■ LISTED ENTRIES
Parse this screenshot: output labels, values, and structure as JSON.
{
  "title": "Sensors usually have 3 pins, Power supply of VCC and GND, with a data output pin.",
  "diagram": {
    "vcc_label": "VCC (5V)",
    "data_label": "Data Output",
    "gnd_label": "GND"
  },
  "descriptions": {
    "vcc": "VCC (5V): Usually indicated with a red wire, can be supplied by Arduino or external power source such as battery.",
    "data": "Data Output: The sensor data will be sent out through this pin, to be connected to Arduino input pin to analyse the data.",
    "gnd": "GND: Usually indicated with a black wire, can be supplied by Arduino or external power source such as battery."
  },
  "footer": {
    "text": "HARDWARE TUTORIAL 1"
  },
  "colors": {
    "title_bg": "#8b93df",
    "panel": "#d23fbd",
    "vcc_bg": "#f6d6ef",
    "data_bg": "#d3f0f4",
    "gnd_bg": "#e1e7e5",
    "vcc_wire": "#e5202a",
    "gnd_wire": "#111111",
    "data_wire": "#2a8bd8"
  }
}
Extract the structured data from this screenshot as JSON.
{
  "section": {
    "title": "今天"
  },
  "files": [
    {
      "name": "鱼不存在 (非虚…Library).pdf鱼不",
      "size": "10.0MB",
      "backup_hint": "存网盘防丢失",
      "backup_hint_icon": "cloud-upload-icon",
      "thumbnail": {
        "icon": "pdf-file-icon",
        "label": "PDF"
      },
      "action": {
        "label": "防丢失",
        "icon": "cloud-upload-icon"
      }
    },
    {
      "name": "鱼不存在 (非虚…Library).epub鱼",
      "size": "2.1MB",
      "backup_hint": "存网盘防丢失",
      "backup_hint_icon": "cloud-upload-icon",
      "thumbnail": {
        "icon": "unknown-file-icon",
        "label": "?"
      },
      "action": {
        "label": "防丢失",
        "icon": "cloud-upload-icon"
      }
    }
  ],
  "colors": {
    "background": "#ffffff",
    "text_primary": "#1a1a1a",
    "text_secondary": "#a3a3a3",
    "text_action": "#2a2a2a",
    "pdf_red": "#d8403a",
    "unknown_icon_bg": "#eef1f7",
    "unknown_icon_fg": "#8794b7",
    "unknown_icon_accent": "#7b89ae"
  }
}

■ WHAT YOU ARE ASKED TO DO
Return exactly the lines from the line bearing "Extract the structured" to the end of the records, inclusive of both; include no other lines.

■ FINAL RESULT
Extract the structured data from this screenshot as JSON.
{
  "section": {
    "title": "今天"
  },
  "files": [
    {
      "name": "鱼不存在 (非虚…Library).pdf鱼不",
      "size": "10.0MB",
      "backup_hint": "存网盘防丢失",
      "backup_hint_icon": "cloud-upload-icon",
      "thumbnail": {
        "icon": "pdf-file-icon",
        "label": "PDF"
      },
      "action": {
        "label": "防丢失",
        "icon": "cloud-upload-icon"
      }
    },
    {
      "name": "鱼不存在 (非虚…Library).epub鱼",
      "size": "2.1MB",
      "backup_hint": "存网盘防丢失",
      "backup_hint_icon": "cloud-upload-icon",
      "thumbnail": {
        "icon": "unknown-file-icon",
        "label": "?"
      },
      "action": {
        "label": "防丢失",
        "icon": "cloud-upload-icon"
      }
    }
  ],
  "colors": {
    "background": "#ffffff",
    "text_primary": "#1a1a1a",
    "text_secondary": "#a3a3a3",
    "text_action": "#2a2a2a",
    "pdf_red": "#d8403a",
    "unknown_icon_bg": "#eef1f7",
    "unknown_icon_fg": "#8794b7",
    "unknown_icon_accent": "#7b89ae"
  }
}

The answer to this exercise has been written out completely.